Structured figure records:
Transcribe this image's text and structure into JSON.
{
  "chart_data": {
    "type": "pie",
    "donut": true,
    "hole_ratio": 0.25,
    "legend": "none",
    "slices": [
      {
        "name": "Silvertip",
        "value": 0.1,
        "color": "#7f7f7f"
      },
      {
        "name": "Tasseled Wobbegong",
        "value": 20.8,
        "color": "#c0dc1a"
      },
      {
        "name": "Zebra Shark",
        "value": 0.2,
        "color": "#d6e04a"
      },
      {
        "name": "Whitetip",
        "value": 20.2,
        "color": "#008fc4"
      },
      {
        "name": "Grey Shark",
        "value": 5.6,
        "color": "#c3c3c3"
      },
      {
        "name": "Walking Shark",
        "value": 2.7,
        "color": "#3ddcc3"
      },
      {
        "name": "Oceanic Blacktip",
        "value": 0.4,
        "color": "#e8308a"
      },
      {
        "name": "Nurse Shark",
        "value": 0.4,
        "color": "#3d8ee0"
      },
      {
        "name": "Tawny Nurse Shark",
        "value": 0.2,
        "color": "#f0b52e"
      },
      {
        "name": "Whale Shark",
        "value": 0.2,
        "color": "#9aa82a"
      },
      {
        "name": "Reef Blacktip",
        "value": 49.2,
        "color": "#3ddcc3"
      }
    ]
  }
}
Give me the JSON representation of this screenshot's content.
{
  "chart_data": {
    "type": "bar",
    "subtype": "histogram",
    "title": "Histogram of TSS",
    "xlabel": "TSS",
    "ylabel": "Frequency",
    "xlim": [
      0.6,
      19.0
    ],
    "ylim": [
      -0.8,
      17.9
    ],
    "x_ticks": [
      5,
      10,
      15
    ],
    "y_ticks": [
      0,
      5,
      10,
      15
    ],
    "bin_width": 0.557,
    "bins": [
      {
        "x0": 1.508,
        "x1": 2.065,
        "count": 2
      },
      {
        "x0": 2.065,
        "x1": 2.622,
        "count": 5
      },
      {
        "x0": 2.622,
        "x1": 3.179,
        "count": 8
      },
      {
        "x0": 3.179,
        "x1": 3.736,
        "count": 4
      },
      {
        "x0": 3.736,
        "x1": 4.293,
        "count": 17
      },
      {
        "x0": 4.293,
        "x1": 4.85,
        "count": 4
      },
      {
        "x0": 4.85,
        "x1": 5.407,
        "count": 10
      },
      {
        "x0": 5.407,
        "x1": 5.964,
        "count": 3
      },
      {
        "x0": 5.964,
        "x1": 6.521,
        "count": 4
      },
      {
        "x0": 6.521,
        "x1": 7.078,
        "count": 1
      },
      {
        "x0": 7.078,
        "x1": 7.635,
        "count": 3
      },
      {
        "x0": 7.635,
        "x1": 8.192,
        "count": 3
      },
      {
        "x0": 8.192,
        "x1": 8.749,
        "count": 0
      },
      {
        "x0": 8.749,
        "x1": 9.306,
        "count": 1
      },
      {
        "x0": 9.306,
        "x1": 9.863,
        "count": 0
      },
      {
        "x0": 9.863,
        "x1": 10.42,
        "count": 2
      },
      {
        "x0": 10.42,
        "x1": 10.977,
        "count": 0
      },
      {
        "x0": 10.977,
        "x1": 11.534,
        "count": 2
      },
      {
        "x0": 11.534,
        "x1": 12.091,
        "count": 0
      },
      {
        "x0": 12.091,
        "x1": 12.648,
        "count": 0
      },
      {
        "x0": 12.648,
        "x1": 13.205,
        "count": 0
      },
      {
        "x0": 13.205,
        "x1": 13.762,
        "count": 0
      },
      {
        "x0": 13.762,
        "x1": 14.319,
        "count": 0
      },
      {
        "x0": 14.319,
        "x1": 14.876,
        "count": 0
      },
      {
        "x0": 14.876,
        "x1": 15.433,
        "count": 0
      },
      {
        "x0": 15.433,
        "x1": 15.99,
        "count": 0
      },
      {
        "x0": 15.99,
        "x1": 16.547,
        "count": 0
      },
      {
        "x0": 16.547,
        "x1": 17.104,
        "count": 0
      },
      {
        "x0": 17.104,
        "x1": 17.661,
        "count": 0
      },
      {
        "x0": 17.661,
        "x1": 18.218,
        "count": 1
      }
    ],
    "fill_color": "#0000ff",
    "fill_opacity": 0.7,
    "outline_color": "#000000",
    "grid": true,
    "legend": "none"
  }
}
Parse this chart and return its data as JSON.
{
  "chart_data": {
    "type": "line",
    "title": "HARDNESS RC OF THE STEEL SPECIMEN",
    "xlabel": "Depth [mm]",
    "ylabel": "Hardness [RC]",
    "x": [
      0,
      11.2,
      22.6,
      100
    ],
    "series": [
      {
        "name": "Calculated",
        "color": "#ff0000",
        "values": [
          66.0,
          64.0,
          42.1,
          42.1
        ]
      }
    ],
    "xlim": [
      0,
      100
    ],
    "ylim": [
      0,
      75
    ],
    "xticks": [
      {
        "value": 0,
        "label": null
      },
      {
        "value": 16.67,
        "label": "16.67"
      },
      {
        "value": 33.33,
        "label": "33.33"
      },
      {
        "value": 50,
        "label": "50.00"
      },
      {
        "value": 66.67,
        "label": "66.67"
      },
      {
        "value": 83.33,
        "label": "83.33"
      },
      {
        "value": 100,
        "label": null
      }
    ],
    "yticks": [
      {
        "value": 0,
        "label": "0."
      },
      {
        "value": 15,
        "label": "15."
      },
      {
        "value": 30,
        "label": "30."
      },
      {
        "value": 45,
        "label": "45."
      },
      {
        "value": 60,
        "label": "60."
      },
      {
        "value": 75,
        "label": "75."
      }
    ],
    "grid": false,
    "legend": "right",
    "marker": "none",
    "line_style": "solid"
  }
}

→ Short problem: From the first line to the last, please quote the material above exactly.

→ Task response:
Transcribe this image's text and structure into JSON.
{
  "chart_data": {
    "type": "pie",
    "donut": true,
    "hole_ratio": 0.25,
    "legend": "none",
    "slices": [
      {
        "name": "Silvertip",
        "value": 0.1,
        "color": "#7f7f7f"
      },
      {
        "name": "Tasseled Wobbegong",
        "value": 20.8,
        "color": "#c0dc1a"
      },
      {
        "name": "Zebra Shark",
        "value": 0.2,
        "color": "#d6e04a"
      },
      {
        "name": "Whitetip",
        "value": 20.2,
        "color": "#008fc4"
      },
      {
        "name": "Grey Shark",
        "value": 5.6,
        "color": "#c3c3c3"
      },
      {
        "name": "Walking Shark",
        "value": 2.7,
        "color": "#3ddcc3"
      },
      {
        "name": "Oceanic Blacktip",
        "value": 0.4,
        "color": "#e8308a"
      },
      {
        "name": "Nurse Shark",
        "value": 0.4,
        "color": "#3d8ee0"
      },
      {
        "name": "Tawny Nurse Shark",
        "value": 0.2,
        "color": "#f0b52e"
      },
      {
        "name": "Whale Shark",
        "value": 0.2,
        "color": "#9aa82a"
      },
      {
        "name": "Reef Blacktip",
        "value": 49.2,
        "color": "#3ddcc3"
      }
    ]
  }
}
Give me the JSON representation of this screenshot's content.
{
  "chart_data": {
    "type": "bar",
    "subtype": "histogram",
    "title": "Histogram of TSS",
    "xlabel": "TSS",
    "ylabel": "Frequency",
    "xlim": [
      0.6,
      19.0
    ],
    "ylim": [
      -0.8,
      17.9
    ],
    "x_ticks": [
      5,
      10,
      15
    ],
    "y_ticks": [
      0,
      5,
      10,
      15
    ],
    "bin_width": 0.557,
    "bins": [
      {
        "x0": 1.508,
        "x1": 2.065,
        "count": 2
      },
      {
        "x0": 2.065,
        "x1": 2.622,
        "count": 5
      },
      {
        "x0": 2.622,
        "x1": 3.179,
        "count": 8
      },
      {
        "x0": 3.179,
        "x1": 3.736,
        "count": 4
      },
      {
        "x0": 3.736,
        "x1": 4.293,
        "count": 17
      },
      {
        "x0": 4.293,
        "x1": 4.85,
        "count": 4
      },
      {
        "x0": 4.85,
        "x1": 5.407,
        "count": 10
      },
      {
        "x0": 5.407,
        "x1": 5.964,
        "count": 3
      },
      {
        "x0": 5.964,
        "x1": 6.521,
        "count": 4
      },
      {
        "x0": 6.521,
        "x1": 7.078,
        "count": 1
      },
      {
        "x0": 7.078,
        "x1": 7.635,
        "count": 3
      },
      {
        "x0": 7.635,
        "x1": 8.192,
        "count": 3
      },
      {
        "x0": 8.192,
        "x1": 8.749,
        "count": 0
      },
      {
        "x0": 8.749,
        "x1": 9.306,
        "count": 1
      },
      {
        "x0": 9.306,
        "x1": 9.863,
        "count": 0
      },
      {
        "x0": 9.863,
        "x1": 10.42,
        "count": 2
      },
      {
        "x0": 10.42,
        "x1": 10.977,
        "count": 0
      },
      {
        "x0": 10.977,
        "x1": 11.534,
        "count": 2
      },
      {
        "x0": 11.534,
        "x1": 12.091,
        "count": 0
      },
      {
        "x0": 12.091,
        "x1": 12.648,
        "count": 0
      },
      {
        "x0": 12.648,
        "x1": 13.205,
        "count": 0
      },
      {
        "x0": 13.205,
        "x1": 13.762,
        "count": 0
      },
      {
        "x0": 13.762,
        "x1": 14.319,
        "count": 0
      },
      {
        "x0": 14.319,
        "x1": 14.876,
        "count": 0
      },
      {
        "x0": 14.876,
        "x1": 15.433,
        "count": 0
      },
      {
        "x0": 15.433,
        "x1": 15.99,
        "count": 0
      },
      {
        "x0": 15.99,
        "x1": 16.547,
        "count": 0
      },
      {
        "x0": 16.547,
        "x1": 17.104,
        "count": 0
      },
      {
        "x0": 17.104,
        "x1": 17.661,
        "count": 0
      },
      {
        "x0": 17.661,
        "x1": 18.218,
        "count": 1
      }
    ],
    "fill_color": "#0000ff",
    "fill_opacity": 0.7,
    "outline_color": "#000000",
    "grid": true,
    "legend": "none"
  }
}
Parse this chart and return its data as JSON.
{
  "chart_data": {
    "type": "line",
    "title": "HARDNESS RC OF THE STEEL SPECIMEN",
    "xlabel": "Depth [mm]",
    "ylabel": "Hardness [RC]",
    "x": [
      0,
      11.2,
      22.6,
      100
    ],
    "series": [
      {
        "name": "Calculated",
        "color": "#ff0000",
        "values": [
          66.0,
          64.0,
          42.1,
          42.1
        ]
      }
    ],
    "xlim": [
      0,
      100
    ],
    "ylim": [
      0,
      75
    ],
    "xticks": [
      {
        "value": 0,
        "label": null
      },
      {
        "value": 16.67,
        "label": "16.67"
      },
      {
        "value": 33.33,
        "label": "33.33"
      },
      {
        "value": 50,
        "label": "50.00"
      },
      {
        "value": 66.67,
        "label": "66.67"
      },
      {
        "value": 83.33,
        "label": "83.33"
      },
      {
        "value": 100,
        "label": null
      }
    ],
    "yticks": [
      {
        "value": 0,
        "label": "0."
      },
      {
        "value": 15,
        "label": "15."
      },
      {
        "value": 30,
        "label": "30."
      },
      {
        "value": 45,
        "label": "45."
      },
      {
        "value": 60,
        "label": "60."
      },
      {
        "value": 75,
        "label": "75."
      }
    ],
    "grid": false,
    "legend": "right",
    "marker": "none",
    "line_style": "solid"
  }
}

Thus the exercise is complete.